* _GIVEN PROBLEM_: Find each line with the word "document" and state how many there are, nothing more.

* _STORED DATA_:
- - - -

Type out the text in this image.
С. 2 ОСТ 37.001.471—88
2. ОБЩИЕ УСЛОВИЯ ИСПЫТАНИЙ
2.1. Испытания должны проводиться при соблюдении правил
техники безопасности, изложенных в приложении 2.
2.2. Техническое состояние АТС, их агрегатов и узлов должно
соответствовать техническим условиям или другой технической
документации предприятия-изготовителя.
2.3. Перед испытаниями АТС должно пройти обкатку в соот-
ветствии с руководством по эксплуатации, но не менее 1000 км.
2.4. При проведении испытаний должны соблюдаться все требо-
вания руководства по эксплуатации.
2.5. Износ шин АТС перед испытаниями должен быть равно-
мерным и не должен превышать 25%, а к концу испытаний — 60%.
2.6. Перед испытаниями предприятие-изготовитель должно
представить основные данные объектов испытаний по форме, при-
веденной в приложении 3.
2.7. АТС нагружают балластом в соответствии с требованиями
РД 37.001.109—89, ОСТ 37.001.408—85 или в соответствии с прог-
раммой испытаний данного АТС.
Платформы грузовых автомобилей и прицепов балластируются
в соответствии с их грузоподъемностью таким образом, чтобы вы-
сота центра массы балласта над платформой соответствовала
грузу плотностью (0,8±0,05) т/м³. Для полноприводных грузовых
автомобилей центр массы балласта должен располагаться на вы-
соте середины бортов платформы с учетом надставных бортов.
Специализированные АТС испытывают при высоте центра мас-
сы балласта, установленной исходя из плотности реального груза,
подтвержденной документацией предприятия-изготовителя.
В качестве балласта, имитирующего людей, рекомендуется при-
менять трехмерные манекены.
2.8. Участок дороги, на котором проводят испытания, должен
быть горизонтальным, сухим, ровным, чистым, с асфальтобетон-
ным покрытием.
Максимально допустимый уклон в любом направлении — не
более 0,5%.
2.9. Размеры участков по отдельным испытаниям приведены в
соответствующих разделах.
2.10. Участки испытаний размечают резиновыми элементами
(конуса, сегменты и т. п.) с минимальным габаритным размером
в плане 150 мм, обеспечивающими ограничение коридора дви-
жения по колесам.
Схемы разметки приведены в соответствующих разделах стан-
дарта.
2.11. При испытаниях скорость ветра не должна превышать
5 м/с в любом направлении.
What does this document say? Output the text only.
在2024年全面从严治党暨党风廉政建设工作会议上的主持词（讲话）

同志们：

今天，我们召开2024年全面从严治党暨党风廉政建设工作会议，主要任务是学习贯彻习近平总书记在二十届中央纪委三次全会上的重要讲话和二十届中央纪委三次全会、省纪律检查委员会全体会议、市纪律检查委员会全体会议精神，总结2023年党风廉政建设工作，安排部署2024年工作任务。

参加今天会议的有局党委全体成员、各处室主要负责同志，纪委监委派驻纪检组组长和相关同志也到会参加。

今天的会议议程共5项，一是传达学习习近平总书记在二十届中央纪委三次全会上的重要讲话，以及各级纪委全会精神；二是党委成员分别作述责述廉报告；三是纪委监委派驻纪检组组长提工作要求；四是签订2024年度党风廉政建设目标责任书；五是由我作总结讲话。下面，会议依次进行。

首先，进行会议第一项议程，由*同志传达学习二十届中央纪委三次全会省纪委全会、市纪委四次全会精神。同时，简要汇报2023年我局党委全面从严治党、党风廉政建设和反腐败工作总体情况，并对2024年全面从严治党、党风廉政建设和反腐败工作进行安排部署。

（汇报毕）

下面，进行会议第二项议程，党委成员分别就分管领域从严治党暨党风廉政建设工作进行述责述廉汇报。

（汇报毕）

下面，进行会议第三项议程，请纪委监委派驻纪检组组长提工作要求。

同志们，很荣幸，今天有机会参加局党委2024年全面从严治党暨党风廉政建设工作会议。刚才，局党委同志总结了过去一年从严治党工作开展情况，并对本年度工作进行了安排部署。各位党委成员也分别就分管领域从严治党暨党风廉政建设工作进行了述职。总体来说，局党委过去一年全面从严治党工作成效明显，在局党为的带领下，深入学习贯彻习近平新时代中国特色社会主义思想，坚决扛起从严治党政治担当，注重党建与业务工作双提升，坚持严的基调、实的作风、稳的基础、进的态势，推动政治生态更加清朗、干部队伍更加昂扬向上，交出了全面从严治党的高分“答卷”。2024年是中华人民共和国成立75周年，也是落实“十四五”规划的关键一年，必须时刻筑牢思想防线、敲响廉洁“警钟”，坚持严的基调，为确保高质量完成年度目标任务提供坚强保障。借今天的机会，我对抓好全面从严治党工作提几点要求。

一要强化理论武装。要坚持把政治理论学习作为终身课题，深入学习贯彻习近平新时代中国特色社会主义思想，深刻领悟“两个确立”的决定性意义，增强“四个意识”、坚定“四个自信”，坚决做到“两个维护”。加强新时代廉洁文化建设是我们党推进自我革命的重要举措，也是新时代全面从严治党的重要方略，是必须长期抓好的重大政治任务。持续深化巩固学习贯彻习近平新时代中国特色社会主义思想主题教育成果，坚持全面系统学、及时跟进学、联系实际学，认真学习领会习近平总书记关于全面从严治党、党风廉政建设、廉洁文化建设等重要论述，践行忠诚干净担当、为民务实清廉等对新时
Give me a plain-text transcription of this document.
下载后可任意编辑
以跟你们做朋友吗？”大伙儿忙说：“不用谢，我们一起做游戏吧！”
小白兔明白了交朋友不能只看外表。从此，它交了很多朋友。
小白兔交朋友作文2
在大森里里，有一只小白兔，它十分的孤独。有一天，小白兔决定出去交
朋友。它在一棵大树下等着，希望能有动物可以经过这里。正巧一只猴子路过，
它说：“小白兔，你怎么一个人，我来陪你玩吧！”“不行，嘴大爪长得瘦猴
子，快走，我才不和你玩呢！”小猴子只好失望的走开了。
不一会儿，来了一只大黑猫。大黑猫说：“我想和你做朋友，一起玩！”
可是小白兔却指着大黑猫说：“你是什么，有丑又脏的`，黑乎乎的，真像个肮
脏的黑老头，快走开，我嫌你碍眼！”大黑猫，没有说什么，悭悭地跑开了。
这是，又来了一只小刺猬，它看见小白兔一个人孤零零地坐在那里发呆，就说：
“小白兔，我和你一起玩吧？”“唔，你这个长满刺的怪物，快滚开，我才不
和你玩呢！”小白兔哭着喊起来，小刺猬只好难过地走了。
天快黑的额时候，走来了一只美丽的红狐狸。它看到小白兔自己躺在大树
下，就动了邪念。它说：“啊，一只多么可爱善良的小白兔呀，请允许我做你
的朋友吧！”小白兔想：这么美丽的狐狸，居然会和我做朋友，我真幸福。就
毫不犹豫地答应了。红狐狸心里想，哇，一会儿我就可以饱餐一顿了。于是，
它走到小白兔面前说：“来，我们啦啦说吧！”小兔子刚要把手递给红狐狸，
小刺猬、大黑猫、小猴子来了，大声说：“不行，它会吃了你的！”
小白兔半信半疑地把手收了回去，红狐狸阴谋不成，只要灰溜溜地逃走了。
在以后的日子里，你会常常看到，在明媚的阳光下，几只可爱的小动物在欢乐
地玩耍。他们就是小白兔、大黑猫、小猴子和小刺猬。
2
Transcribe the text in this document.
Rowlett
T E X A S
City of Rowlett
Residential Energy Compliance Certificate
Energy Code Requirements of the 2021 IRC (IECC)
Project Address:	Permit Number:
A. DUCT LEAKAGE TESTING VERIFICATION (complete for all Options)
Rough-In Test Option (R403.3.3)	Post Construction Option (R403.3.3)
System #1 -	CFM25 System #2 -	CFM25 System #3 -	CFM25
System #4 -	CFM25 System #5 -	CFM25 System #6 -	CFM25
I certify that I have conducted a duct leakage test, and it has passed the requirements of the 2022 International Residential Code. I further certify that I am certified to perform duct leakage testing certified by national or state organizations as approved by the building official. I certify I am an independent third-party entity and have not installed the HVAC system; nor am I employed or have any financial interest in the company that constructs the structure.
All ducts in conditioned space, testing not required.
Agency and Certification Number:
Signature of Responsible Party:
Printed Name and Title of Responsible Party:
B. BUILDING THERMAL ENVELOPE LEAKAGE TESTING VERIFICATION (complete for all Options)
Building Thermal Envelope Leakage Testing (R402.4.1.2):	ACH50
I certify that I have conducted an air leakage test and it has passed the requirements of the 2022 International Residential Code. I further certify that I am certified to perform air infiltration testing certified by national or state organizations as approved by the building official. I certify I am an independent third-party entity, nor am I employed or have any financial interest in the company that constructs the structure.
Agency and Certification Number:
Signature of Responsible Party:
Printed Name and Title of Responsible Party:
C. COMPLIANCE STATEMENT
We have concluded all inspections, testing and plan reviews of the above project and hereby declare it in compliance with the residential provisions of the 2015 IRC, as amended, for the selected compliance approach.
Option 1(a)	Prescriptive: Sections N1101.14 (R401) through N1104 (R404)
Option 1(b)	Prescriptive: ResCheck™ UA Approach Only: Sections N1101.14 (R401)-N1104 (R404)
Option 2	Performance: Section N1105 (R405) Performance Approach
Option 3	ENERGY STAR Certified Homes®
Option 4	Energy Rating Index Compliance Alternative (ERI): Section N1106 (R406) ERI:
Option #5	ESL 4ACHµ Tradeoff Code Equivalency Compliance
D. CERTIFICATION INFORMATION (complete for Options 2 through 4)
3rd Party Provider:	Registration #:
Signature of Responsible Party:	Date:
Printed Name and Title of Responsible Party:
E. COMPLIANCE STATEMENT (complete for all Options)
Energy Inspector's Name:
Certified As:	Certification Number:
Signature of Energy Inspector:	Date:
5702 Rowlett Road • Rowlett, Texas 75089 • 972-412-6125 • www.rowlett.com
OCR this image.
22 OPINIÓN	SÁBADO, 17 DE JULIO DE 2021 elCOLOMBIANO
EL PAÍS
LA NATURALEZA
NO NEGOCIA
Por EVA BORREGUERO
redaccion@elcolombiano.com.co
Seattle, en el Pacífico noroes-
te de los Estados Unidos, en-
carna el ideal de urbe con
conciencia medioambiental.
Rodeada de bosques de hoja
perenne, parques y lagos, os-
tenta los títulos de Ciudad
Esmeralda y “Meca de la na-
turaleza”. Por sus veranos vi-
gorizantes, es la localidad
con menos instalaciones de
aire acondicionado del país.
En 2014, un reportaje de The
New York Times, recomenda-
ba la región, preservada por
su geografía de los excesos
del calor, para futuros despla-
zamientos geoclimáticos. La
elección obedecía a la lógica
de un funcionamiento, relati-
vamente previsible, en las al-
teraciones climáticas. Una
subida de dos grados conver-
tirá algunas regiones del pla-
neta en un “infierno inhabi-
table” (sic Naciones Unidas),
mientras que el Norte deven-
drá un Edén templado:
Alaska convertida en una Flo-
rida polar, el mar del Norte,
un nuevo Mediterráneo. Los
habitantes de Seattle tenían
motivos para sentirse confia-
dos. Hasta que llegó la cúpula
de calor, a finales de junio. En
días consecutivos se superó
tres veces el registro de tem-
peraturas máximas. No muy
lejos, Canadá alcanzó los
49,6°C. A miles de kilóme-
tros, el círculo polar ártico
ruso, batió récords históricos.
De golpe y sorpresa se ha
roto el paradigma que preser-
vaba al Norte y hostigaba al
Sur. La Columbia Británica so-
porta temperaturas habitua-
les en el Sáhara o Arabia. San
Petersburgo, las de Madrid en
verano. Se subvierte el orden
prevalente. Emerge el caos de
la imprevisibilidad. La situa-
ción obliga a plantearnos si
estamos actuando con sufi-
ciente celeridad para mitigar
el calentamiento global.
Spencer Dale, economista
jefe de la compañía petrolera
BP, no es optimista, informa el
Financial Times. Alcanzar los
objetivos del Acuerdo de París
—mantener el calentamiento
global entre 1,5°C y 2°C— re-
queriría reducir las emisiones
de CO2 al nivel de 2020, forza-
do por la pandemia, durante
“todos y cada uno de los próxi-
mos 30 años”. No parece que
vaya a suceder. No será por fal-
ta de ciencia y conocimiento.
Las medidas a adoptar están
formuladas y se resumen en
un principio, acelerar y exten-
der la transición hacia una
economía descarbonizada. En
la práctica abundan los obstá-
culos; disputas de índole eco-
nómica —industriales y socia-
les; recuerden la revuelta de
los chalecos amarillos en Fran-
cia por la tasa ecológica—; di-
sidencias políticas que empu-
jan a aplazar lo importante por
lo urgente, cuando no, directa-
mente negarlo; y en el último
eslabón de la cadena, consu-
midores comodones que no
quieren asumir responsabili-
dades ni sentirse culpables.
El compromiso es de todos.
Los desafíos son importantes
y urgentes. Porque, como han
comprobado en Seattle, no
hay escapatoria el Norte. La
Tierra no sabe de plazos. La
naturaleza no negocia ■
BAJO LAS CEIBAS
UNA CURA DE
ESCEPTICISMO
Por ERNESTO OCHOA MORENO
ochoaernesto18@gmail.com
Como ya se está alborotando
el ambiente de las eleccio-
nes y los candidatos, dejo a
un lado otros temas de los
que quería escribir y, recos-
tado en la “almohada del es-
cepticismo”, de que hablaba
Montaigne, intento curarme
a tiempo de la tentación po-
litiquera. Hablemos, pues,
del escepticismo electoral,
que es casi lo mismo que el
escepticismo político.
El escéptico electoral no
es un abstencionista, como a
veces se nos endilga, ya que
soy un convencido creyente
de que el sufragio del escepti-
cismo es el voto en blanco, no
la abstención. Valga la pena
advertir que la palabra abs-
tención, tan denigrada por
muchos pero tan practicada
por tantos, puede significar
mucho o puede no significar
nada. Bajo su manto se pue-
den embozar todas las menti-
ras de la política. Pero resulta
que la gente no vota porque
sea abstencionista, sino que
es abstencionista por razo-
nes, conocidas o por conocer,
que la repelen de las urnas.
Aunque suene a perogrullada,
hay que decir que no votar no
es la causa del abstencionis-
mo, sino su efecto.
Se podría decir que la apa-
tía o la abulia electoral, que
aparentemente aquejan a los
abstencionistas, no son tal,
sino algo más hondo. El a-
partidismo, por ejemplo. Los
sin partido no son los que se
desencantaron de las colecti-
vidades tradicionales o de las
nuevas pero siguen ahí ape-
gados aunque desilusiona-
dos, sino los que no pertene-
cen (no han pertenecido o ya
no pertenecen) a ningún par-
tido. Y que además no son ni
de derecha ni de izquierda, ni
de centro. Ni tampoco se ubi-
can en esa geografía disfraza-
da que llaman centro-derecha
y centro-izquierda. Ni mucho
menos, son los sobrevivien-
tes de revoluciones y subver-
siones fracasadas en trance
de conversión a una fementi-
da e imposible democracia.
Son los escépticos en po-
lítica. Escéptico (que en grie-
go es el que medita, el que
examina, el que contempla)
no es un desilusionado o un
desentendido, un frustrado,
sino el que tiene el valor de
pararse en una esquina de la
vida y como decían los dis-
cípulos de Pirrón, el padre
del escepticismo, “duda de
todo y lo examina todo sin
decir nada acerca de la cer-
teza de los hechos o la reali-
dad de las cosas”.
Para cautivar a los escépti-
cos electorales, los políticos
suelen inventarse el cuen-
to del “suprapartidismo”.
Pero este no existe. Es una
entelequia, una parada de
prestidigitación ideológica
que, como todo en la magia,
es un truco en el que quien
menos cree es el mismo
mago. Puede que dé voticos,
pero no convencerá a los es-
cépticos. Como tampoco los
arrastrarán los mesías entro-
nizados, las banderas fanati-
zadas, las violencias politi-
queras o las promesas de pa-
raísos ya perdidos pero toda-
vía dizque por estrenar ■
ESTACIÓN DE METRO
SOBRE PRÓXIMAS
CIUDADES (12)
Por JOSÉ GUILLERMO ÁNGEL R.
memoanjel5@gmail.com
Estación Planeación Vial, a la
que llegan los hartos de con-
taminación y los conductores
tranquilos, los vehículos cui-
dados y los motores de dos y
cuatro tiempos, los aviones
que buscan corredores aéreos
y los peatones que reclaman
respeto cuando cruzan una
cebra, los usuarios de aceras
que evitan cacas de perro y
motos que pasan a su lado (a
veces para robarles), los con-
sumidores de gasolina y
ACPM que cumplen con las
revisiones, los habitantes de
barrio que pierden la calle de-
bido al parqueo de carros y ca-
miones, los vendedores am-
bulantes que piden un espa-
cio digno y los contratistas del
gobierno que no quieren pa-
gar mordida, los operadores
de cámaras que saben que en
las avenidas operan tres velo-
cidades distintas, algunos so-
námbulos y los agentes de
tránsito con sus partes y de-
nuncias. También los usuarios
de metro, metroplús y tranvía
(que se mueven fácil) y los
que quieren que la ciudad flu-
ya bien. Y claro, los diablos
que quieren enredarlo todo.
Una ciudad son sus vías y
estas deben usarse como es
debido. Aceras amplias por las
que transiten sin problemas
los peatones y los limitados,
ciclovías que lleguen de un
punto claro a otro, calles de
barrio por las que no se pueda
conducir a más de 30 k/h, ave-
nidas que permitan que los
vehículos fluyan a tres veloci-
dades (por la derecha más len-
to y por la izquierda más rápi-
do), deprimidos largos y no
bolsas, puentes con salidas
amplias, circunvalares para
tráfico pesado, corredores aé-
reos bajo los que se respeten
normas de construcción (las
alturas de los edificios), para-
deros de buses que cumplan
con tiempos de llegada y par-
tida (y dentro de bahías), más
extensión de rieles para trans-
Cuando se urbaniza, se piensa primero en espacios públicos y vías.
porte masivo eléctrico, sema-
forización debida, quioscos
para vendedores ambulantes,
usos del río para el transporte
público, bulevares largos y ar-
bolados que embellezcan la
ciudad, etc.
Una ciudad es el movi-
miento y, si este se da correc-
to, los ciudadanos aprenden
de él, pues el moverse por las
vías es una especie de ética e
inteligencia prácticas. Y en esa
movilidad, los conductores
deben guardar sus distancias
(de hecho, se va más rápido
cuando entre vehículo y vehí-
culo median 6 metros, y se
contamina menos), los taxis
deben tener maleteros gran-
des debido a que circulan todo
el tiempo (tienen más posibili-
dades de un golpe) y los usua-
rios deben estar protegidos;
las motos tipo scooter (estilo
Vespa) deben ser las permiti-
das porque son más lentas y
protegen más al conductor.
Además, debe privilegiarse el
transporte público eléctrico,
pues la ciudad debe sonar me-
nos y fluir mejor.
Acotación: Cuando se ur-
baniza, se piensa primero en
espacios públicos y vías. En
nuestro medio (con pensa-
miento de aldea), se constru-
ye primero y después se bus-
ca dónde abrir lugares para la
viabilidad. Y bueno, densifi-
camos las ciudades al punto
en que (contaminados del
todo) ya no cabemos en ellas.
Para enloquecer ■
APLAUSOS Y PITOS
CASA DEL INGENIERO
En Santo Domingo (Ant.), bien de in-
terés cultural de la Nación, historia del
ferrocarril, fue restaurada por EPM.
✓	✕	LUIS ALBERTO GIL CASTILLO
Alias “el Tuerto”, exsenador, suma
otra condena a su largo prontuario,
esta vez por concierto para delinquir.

- - - -

* _EXERCISE OUTPUT_: 3